Dataset entries
....
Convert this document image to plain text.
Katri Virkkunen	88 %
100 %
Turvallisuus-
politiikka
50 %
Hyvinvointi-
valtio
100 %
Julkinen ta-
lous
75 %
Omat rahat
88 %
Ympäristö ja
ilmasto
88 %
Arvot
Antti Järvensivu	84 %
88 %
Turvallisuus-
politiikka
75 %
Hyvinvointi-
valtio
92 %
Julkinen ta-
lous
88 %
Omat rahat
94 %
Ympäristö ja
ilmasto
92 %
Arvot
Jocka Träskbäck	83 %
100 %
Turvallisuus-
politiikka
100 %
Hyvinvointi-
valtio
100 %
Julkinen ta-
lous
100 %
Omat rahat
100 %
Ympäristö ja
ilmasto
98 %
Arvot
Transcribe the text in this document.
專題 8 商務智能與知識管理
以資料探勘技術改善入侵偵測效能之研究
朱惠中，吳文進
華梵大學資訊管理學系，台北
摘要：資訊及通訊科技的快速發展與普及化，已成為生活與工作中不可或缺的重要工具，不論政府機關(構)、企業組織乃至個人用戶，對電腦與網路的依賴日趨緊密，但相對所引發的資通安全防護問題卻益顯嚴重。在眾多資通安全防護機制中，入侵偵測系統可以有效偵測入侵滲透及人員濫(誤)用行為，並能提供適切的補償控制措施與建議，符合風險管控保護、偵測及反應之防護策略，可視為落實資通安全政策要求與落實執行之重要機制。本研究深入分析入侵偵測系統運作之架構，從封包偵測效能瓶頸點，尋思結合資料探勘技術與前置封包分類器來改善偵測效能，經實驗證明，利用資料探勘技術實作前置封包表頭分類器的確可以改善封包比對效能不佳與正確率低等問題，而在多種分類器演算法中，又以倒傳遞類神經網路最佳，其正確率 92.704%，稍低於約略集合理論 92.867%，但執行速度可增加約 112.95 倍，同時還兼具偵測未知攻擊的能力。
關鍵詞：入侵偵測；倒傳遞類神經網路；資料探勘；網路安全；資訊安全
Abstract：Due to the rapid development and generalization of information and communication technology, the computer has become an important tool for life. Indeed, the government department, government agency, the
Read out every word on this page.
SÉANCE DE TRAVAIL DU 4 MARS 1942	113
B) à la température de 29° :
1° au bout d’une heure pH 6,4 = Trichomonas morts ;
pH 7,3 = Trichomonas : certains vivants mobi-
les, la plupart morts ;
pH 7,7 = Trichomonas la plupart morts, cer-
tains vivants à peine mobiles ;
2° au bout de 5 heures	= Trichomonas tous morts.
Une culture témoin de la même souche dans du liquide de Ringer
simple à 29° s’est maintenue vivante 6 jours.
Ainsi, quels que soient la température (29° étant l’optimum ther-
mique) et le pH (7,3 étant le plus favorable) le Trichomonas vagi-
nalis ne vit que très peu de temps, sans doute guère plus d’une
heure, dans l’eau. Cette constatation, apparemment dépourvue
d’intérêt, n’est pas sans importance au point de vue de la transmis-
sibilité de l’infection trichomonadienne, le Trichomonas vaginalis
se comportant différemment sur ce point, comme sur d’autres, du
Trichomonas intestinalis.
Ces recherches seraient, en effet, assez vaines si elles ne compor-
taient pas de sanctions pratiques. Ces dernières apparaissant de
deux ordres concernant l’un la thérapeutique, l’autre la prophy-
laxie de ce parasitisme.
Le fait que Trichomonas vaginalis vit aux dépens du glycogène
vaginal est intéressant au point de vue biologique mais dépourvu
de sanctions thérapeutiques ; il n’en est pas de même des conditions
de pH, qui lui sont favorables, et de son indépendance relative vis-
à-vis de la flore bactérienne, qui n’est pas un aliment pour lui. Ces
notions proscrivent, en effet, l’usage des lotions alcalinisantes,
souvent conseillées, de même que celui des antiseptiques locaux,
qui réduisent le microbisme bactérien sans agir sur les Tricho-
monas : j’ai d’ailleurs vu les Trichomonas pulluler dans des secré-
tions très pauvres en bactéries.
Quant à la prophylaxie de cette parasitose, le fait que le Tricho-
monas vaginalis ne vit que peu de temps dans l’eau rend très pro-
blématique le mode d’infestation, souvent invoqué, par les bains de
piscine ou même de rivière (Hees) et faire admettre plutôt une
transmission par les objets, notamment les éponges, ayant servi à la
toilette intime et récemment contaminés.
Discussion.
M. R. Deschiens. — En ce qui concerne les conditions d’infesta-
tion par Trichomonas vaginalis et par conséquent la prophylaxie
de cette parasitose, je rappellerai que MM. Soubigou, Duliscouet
....
Repeat the listing exactly, from its first line to its last.

Convert this document image to plain text.
Katri Virkkunen	88 %
100 %
Turvallisuus-
politiikka
50 %
Hyvinvointi-
valtio
100 %
Julkinen ta-
lous
75 %
Omat rahat
88 %
Ympäristö ja
ilmasto
88 %
Arvot
Antti Järvensivu	84 %
88 %
Turvallisuus-
politiikka
75 %
Hyvinvointi-
valtio
92 %
Julkinen ta-
lous
88 %
Omat rahat
94 %
Ympäristö ja
ilmasto
92 %
Arvot
Jocka Träskbäck	83 %
100 %
Turvallisuus-
politiikka
100 %
Hyvinvointi-
valtio
100 %
Julkinen ta-
lous
100 %
Omat rahat
100 %
Ympäristö ja
ilmasto
98 %
Arvot
Transcribe the text in this document.
專題 8 商務智能與知識管理
以資料探勘技術改善入侵偵測效能之研究
朱惠中，吳文進
華梵大學資訊管理學系，台北
摘要：資訊及通訊科技的快速發展與普及化，已成為生活與工作中不可或缺的重要工具，不論政府機關(構)、企業組織乃至個人用戶，對電腦與網路的依賴日趨緊密，但相對所引發的資通安全防護問題卻益顯嚴重。在眾多資通安全防護機制中，入侵偵測系統可以有效偵測入侵滲透及人員濫(誤)用行為，並能提供適切的補償控制措施與建議，符合風險管控保護、偵測及反應之防護策略，可視為落實資通安全政策要求與落實執行之重要機制。本研究深入分析入侵偵測系統運作之架構，從封包偵測效能瓶頸點，尋思結合資料探勘技術與前置封包分類器來改善偵測效能，經實驗證明，利用資料探勘技術實作前置封包表頭分類器的確可以改善封包比對效能不佳與正確率低等問題，而在多種分類器演算法中，又以倒傳遞類神經網路最佳，其正確率 92.704%，稍低於約略集合理論 92.867%，但執行速度可增加約 112.95 倍，同時還兼具偵測未知攻擊的能力。
關鍵詞：入侵偵測；倒傳遞類神經網路；資料探勘；網路安全；資訊安全
Abstract：Due to the rapid development and generalization of information and communication technology, the computer has become an important tool for life. Indeed, the government department, government agency, the
Read out every word on this page.
SÉANCE DE TRAVAIL DU 4 MARS 1942	113
B) à la température de 29° :
1° au bout d’une heure pH 6,4 = Trichomonas morts ;
pH 7,3 = Trichomonas : certains vivants mobi-
les, la plupart morts ;
pH 7,7 = Trichomonas la plupart morts, cer-
tains vivants à peine mobiles ;
2° au bout de 5 heures	= Trichomonas tous morts.
Une culture témoin de la même souche dans du liquide de Ringer
simple à 29° s’est maintenue vivante 6 jours.
Ainsi, quels que soient la température (29° étant l’optimum ther-
mique) et le pH (7,3 étant le plus favorable) le Trichomonas vagi-
nalis ne vit que très peu de temps, sans doute guère plus d’une
heure, dans l’eau. Cette constatation, apparemment dépourvue
d’intérêt, n’est pas sans importance au point de vue de la transmis-
sibilité de l’infection trichomonadienne, le Trichomonas vaginalis
se comportant différemment sur ce point, comme sur d’autres, du
Trichomonas intestinalis.
Ces recherches seraient, en effet, assez vaines si elles ne compor-
taient pas de sanctions pratiques. Ces dernières apparaissant de
deux ordres concernant l’un la thérapeutique, l’autre la prophy-
laxie de ce parasitisme.
Le fait que Trichomonas vaginalis vit aux dépens du glycogène
vaginal est intéressant au point de vue biologique mais dépourvu
de sanctions thérapeutiques ; il n’en est pas de même des conditions
de pH, qui lui sont favorables, et de son indépendance relative vis-
à-vis de la flore bactérienne, qui n’est pas un aliment pour lui. Ces
notions proscrivent, en effet, l’usage des lotions alcalinisantes,
souvent conseillées, de même que celui des antiseptiques locaux,
qui réduisent le microbisme bactérien sans agir sur les Tricho-
monas : j’ai d’ailleurs vu les Trichomonas pulluler dans des secré-
tions très pauvres en bactéries.
Quant à la prophylaxie de cette parasitose, le fait que le Tricho-
monas vaginalis ne vit que peu de temps dans l’eau rend très pro-
blématique le mode d’infestation, souvent invoqué, par les bains de
piscine ou même de rivière (Hees) et faire admettre plutôt une
transmission par les objets, notamment les éponges, ayant servi à la
toilette intime et récemment contaminés.
Discussion.
M. R. Deschiens. — En ce qui concerne les conditions d’infesta-
tion par Trichomonas vaginalis et par conséquent la prophylaxie
de cette parasitose, je rappellerai que MM. Soubigou, Duliscouet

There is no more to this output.